* _Extracted data_:
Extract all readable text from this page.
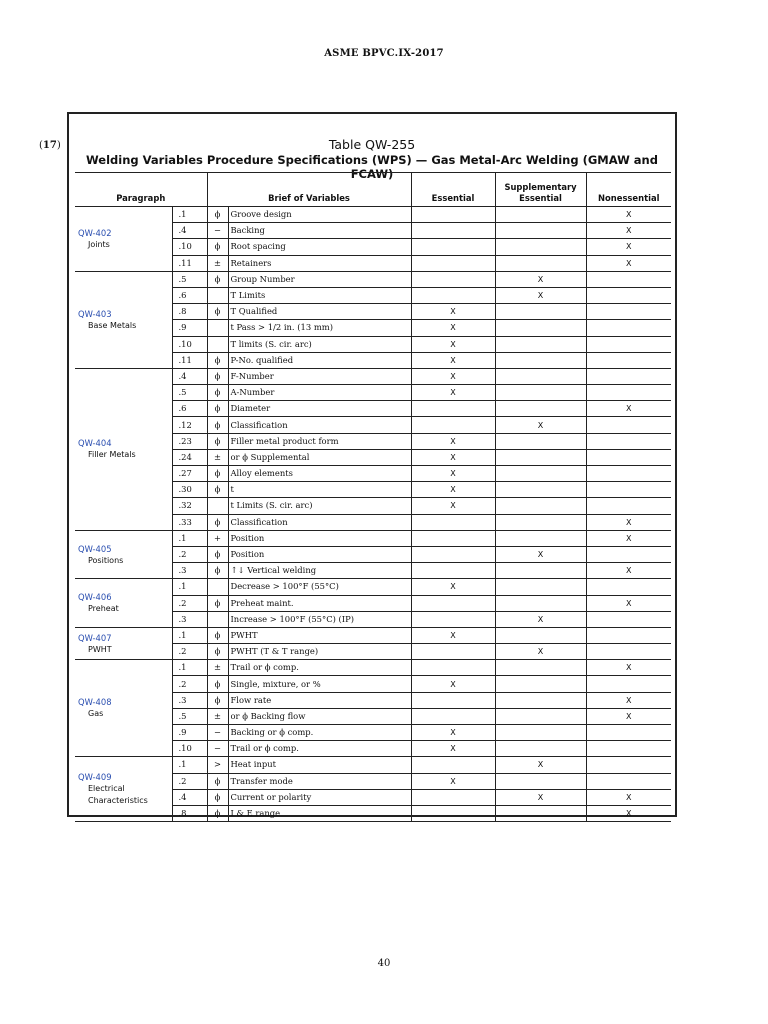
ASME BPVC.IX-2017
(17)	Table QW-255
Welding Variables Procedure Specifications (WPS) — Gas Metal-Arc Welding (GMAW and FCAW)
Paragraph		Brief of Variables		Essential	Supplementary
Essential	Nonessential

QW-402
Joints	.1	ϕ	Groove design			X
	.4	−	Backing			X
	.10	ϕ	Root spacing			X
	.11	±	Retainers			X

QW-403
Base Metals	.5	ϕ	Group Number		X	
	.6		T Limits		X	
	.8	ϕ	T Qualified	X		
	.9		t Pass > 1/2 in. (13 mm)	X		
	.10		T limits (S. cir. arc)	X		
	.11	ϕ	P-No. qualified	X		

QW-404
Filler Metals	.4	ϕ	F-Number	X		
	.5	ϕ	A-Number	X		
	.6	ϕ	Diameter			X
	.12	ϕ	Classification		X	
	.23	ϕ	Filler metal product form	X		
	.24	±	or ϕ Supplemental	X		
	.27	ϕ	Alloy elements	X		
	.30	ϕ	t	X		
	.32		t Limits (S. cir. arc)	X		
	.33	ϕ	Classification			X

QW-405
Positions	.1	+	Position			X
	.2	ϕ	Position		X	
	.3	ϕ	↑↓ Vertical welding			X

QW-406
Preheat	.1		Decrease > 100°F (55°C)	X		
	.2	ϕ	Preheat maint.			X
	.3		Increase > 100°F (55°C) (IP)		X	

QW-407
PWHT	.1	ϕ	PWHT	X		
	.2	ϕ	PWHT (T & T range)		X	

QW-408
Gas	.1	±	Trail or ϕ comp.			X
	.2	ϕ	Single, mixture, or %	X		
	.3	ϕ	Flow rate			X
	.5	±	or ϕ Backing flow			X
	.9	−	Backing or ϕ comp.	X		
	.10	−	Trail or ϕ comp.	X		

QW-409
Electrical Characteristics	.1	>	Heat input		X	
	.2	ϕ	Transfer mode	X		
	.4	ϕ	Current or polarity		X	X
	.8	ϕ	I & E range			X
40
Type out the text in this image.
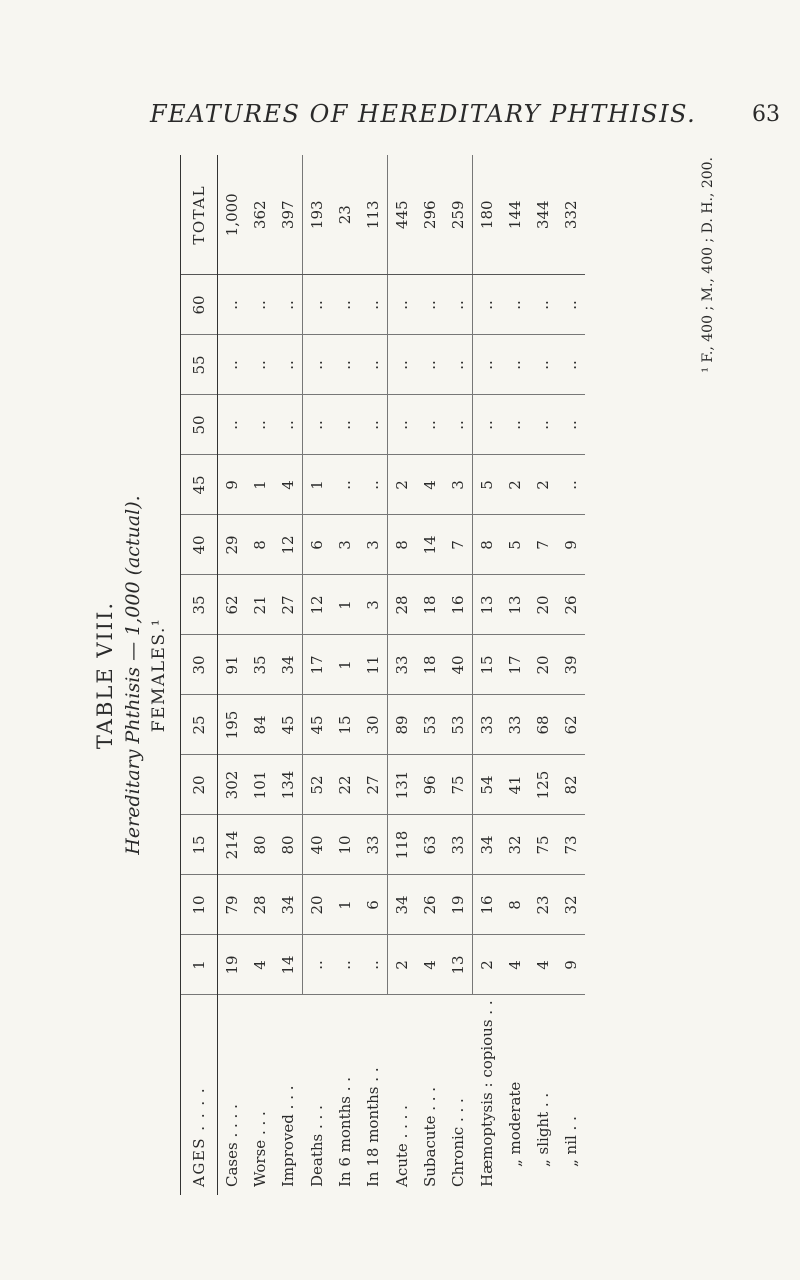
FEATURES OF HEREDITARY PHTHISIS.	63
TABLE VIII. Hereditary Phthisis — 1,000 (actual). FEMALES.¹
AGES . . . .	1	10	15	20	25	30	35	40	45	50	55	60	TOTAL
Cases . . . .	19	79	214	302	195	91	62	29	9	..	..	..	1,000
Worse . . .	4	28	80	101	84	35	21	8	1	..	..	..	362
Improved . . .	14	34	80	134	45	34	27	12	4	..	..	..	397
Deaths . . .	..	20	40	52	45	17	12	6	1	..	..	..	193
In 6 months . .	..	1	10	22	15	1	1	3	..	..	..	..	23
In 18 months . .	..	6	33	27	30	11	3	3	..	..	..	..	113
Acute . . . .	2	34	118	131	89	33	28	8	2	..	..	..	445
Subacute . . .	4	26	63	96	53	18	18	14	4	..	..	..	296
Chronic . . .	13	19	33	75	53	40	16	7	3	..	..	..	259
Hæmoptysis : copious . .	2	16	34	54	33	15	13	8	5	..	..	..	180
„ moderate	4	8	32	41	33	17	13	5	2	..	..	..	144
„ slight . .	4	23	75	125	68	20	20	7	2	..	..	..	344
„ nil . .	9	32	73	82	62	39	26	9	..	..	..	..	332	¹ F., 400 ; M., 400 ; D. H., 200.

* _What to do_:
Filter the records above for lines containing the word "Position", and copy those lines.

* _Exercise output_:
Positions	.1	+	Position			X
	.2	ϕ	Position		X	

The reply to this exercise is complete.